***** STUDY MATERIAL *****

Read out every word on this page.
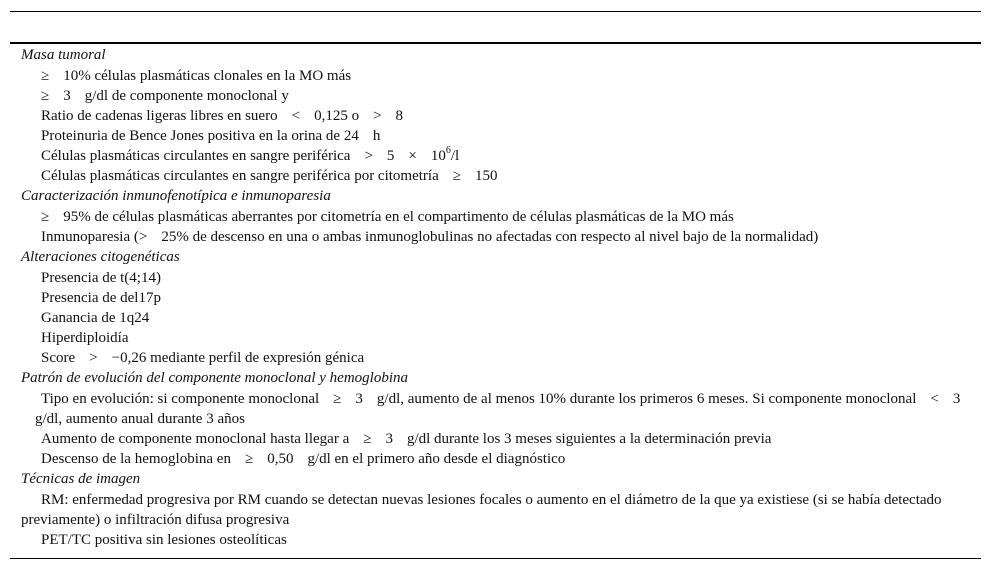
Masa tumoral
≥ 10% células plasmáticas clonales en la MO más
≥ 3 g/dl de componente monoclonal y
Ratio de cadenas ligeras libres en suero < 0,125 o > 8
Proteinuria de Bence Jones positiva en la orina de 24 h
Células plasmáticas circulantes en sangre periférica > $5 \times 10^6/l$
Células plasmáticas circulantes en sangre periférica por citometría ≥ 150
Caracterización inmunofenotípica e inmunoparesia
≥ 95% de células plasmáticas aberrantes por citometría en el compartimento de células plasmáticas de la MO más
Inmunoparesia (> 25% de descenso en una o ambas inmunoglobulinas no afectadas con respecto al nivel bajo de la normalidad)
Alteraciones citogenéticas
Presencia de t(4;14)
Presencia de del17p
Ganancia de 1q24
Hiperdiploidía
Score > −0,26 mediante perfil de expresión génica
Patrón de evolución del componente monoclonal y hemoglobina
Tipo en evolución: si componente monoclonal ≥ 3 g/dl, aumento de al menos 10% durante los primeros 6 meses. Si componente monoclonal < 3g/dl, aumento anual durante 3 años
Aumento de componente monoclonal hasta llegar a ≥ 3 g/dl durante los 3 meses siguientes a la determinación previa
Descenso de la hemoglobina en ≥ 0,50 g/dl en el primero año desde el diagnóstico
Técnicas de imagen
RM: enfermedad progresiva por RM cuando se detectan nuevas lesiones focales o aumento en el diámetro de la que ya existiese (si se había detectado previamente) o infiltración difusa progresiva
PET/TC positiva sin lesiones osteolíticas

*****
***** STUDY MATERIAL *****

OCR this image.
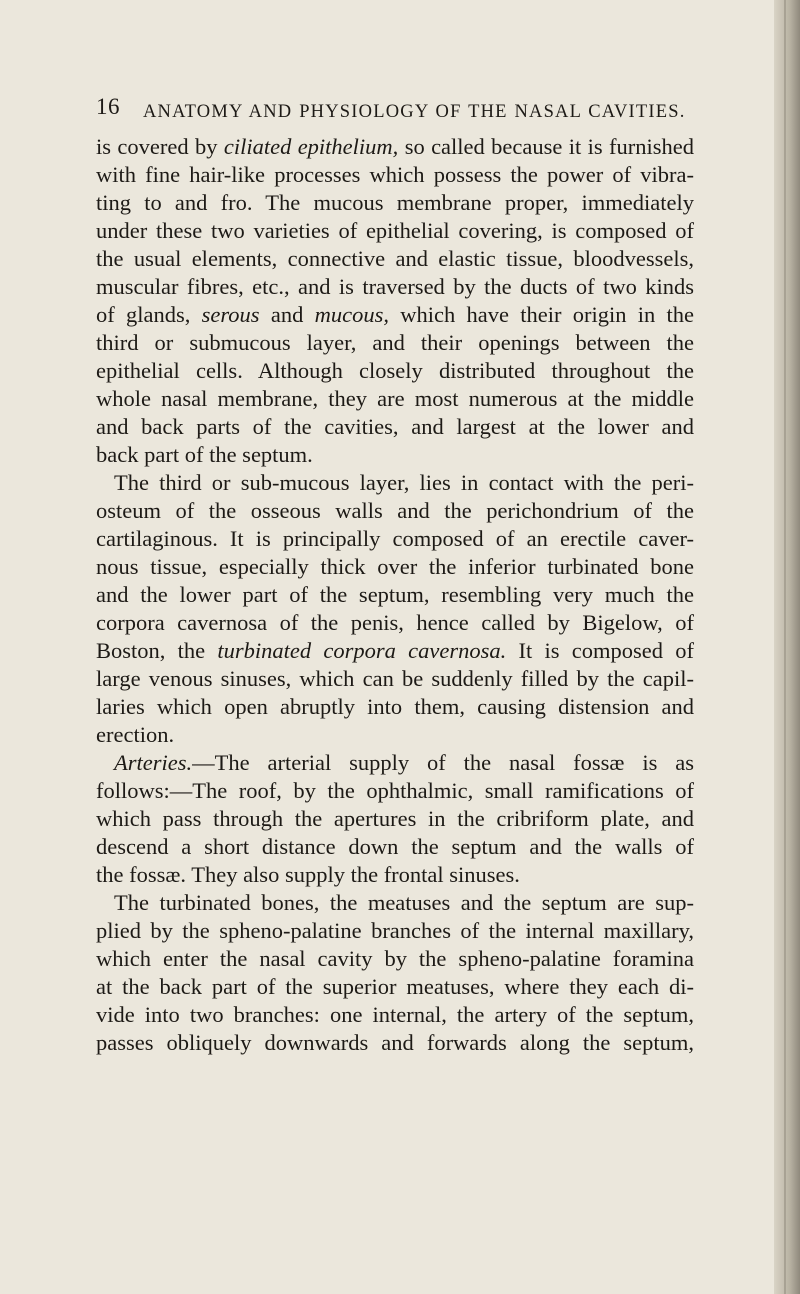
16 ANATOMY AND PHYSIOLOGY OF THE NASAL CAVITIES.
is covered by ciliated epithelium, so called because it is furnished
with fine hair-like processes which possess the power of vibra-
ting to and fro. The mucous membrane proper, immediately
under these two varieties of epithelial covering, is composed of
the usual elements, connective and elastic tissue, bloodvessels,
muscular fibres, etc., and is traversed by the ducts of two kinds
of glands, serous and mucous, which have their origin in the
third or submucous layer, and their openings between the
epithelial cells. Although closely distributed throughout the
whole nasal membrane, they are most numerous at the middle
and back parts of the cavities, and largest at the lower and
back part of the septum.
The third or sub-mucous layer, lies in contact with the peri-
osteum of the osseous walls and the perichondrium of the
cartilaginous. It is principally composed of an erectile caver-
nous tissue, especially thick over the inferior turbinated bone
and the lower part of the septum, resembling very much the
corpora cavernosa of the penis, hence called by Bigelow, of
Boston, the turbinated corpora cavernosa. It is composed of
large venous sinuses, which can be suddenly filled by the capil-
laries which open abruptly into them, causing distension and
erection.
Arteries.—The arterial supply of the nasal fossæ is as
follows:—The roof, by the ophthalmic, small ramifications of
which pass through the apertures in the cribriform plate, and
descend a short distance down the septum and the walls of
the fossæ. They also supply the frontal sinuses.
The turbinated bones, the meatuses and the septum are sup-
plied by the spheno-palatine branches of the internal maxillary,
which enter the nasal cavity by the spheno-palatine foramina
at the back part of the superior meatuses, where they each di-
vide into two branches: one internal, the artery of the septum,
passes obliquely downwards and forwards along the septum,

*****

Only lines with the string "back" belong in the answer; copy each of them from the listing.

and back parts of the cavities, and largest at the lower and
back part of the septum.
at the back part of the superior meatuses, where they each di-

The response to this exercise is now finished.